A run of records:
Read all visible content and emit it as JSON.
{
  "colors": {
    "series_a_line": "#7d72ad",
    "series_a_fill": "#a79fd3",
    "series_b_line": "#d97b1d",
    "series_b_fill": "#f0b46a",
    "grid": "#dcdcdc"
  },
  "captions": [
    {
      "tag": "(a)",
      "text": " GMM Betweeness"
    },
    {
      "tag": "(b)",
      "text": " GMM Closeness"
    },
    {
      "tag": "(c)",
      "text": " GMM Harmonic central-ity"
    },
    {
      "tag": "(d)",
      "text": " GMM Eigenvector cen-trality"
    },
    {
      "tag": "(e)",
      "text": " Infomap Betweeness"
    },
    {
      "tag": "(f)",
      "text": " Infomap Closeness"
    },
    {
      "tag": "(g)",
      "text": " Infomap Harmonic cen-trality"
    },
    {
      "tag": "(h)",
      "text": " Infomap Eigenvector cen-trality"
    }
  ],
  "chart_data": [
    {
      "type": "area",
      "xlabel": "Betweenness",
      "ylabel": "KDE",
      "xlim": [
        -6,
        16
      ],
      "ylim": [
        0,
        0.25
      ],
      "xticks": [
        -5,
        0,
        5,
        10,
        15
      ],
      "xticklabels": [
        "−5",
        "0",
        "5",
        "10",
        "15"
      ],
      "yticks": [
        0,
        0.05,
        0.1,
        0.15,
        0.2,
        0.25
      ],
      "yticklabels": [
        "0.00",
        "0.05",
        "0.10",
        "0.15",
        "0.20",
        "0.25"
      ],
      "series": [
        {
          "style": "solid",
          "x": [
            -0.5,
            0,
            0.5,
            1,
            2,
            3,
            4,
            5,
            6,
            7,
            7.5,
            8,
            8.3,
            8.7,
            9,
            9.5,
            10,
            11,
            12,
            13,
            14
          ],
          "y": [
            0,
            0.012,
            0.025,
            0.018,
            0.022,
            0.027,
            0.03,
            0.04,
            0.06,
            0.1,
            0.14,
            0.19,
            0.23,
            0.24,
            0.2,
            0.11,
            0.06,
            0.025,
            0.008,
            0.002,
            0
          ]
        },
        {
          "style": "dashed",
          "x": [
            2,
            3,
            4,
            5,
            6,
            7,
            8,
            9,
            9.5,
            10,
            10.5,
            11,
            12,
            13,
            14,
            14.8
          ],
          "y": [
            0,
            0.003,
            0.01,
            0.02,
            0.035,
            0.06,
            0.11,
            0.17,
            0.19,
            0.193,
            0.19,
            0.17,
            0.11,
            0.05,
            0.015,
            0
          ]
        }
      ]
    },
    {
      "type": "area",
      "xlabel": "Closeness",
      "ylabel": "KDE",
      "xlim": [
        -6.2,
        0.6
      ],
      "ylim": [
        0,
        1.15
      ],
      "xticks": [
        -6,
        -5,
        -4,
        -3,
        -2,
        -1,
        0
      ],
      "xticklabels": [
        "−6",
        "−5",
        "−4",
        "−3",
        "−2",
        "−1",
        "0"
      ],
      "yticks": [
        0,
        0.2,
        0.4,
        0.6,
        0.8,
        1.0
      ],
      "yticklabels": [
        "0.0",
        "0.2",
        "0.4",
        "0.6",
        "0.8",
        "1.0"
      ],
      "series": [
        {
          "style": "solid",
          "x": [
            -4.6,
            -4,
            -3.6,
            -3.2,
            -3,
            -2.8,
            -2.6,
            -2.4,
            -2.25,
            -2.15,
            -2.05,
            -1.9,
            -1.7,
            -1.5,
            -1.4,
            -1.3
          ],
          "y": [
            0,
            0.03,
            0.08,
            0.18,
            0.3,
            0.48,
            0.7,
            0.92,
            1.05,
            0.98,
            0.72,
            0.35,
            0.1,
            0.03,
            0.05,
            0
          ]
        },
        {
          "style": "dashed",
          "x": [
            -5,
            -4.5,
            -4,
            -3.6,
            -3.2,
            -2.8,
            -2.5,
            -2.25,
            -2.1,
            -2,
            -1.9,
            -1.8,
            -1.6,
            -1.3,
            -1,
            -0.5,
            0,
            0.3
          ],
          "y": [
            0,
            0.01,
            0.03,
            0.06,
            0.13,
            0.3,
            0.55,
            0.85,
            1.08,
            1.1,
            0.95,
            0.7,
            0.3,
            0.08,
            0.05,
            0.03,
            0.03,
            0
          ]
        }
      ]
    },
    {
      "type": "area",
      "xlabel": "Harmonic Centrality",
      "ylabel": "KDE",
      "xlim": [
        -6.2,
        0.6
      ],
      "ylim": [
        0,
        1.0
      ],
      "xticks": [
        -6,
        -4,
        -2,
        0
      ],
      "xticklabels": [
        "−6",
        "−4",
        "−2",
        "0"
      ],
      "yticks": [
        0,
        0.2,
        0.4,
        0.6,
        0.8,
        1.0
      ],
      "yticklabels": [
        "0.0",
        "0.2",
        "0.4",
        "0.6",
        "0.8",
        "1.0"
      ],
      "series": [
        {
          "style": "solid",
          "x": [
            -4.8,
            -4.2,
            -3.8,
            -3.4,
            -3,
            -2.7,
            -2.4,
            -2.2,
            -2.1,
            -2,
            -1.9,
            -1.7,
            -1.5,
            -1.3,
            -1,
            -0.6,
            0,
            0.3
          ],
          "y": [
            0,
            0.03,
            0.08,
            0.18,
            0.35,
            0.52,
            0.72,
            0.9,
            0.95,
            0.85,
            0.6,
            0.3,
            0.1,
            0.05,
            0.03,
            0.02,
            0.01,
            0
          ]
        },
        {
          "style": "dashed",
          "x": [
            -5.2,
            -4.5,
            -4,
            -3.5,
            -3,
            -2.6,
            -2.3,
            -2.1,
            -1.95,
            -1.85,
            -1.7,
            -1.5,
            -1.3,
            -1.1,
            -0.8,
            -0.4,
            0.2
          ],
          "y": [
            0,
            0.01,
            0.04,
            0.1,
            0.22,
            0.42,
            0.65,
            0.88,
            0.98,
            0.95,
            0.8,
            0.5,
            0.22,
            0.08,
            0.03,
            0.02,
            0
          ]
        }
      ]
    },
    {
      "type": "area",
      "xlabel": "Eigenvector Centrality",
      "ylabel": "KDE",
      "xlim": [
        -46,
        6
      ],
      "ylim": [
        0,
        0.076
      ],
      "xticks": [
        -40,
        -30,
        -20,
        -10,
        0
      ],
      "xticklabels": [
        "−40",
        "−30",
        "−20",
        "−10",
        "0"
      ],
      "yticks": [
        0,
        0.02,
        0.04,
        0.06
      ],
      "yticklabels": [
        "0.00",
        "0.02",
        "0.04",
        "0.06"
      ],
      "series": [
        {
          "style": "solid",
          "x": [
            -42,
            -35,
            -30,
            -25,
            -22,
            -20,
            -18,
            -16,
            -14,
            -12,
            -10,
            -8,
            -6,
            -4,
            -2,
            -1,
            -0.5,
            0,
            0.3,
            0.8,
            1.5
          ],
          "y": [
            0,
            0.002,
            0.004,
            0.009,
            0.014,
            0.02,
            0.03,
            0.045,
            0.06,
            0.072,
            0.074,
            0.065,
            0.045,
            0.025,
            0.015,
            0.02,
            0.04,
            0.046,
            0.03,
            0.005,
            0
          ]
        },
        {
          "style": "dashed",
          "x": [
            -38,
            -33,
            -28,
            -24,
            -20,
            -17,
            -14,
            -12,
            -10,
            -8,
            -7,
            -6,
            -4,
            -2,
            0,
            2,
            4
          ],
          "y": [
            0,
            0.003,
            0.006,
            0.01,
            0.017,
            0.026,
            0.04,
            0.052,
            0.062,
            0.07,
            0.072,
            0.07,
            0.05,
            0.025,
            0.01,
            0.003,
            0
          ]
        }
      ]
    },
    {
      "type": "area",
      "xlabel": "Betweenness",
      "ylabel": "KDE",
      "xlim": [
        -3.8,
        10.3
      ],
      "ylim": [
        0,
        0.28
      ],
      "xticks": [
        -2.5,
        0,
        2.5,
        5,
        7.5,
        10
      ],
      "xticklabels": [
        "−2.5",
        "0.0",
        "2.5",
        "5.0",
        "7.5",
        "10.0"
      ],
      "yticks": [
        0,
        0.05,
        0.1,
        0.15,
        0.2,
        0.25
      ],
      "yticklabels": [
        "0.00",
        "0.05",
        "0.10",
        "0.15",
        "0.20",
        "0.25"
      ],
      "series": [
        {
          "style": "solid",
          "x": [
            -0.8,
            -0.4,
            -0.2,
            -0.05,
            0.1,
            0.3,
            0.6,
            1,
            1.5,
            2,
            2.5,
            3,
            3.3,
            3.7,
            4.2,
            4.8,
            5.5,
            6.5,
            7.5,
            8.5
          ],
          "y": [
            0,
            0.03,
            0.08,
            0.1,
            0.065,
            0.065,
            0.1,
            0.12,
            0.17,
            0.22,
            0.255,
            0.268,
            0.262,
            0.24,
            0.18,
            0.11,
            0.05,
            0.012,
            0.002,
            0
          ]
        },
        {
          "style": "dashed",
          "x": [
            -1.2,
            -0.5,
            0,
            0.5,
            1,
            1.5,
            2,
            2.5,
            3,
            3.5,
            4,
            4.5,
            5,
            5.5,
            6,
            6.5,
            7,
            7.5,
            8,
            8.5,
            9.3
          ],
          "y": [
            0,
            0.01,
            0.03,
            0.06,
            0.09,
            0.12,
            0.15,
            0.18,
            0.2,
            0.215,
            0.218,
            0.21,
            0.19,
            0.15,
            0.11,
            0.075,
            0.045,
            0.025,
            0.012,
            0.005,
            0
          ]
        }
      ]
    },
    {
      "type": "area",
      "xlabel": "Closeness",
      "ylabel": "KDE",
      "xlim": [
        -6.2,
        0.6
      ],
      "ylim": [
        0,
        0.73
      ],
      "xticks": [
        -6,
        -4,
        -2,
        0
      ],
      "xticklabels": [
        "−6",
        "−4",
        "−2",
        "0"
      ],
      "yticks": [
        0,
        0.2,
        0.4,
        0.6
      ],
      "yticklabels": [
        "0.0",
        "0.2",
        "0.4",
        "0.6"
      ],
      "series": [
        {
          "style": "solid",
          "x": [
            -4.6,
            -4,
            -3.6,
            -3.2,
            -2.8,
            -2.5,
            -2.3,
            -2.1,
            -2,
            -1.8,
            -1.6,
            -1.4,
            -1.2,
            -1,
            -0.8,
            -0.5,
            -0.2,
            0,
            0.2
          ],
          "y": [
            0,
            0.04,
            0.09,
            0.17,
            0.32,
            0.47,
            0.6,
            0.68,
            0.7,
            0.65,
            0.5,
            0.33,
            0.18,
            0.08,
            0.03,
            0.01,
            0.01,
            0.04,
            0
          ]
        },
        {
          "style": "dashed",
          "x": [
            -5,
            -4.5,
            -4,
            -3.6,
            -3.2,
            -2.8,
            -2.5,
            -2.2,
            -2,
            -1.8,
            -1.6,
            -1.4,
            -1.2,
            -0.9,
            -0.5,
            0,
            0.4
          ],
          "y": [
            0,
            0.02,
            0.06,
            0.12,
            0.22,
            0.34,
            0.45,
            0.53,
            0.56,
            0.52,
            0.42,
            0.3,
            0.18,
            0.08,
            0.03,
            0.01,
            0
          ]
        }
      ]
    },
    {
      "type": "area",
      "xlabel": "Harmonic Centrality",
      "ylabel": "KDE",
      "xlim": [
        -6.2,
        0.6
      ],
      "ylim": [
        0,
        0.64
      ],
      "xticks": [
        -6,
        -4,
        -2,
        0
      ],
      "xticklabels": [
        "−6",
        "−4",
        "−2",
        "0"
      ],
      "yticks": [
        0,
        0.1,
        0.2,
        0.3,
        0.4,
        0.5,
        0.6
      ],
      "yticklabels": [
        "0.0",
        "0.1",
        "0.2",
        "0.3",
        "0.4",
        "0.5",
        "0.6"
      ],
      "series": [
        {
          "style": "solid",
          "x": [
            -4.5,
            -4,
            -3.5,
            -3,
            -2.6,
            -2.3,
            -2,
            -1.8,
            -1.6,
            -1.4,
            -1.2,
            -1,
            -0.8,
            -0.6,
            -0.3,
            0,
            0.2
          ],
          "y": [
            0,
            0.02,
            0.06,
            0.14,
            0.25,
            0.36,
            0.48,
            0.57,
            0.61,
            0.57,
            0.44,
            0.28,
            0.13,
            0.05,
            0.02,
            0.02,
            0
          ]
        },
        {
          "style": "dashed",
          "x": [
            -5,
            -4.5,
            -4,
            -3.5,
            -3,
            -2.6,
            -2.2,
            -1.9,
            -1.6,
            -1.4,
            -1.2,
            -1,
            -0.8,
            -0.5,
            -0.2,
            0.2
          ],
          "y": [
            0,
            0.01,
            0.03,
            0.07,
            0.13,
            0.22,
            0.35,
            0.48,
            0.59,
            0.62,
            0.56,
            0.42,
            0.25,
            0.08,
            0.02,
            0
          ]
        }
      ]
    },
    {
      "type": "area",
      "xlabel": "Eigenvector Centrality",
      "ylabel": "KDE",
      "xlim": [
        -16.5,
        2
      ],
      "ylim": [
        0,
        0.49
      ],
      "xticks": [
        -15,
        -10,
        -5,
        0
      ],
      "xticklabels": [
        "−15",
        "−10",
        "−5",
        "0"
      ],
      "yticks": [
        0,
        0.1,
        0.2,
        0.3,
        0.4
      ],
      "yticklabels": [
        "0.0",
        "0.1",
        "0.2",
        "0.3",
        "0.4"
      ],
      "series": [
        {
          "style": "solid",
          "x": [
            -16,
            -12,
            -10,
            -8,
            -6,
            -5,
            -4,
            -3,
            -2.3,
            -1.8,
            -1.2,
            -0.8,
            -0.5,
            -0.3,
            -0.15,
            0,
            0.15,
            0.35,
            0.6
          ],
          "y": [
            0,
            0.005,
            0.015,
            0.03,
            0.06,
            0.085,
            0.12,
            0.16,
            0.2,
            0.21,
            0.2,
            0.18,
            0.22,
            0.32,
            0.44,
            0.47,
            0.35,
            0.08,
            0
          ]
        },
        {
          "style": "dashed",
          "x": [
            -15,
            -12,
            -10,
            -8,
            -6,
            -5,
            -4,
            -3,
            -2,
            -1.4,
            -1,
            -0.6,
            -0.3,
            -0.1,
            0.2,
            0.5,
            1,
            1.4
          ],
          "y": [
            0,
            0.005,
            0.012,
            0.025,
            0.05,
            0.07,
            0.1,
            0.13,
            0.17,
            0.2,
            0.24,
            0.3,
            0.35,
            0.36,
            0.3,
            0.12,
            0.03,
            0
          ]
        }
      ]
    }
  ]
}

◆ INSTRUCTIONS FOR THE TASK ◆
Copy all lines from the entries that contain the word "Harmonic".

◆ THE COMPLETED TASK ◆
      "text": " GMM Harmonic central-ity"
      "text": " Infomap Harmonic cen-trality"
      "xlabel": "Harmonic Centrality",
      "xlabel": "Harmonic Centrality",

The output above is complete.